* **Given task**
Every line of the data that contains the string "tools" must be copied.

[Dataset excerpt]
>>>>

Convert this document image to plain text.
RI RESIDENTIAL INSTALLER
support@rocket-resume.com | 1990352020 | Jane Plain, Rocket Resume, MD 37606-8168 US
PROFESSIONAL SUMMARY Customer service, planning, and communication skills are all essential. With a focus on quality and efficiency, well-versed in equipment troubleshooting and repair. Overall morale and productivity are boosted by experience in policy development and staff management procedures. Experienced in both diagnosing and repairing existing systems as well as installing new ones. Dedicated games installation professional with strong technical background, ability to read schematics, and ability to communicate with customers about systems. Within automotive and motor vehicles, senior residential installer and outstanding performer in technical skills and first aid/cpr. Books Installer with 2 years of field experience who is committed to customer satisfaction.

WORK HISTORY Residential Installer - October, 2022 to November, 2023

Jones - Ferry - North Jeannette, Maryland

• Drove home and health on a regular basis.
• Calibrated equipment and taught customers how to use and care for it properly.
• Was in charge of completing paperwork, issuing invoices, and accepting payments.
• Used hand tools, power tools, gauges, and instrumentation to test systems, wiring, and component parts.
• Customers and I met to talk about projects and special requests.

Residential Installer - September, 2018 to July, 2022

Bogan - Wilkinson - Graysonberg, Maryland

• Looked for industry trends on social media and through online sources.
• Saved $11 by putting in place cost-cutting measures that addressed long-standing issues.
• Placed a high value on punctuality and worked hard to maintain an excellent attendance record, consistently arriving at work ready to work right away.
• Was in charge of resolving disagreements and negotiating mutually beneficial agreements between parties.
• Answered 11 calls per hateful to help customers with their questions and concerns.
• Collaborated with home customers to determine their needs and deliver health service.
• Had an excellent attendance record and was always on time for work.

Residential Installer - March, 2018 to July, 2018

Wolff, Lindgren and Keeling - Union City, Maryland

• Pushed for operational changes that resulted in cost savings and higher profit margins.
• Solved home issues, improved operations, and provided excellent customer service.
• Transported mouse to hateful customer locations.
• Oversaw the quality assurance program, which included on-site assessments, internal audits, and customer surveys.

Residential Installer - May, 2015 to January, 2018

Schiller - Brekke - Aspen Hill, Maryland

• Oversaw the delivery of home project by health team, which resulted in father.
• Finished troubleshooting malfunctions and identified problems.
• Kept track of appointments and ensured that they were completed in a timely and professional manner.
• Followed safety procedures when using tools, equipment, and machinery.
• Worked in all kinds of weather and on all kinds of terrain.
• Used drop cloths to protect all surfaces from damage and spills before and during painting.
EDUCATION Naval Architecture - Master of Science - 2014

<<<<

* **Problem solution**
• Used hand tools, power tools, gauges, and instrumentation to test systems, wiring, and component parts.
• Followed safety procedures when using tools, equipment, and machinery.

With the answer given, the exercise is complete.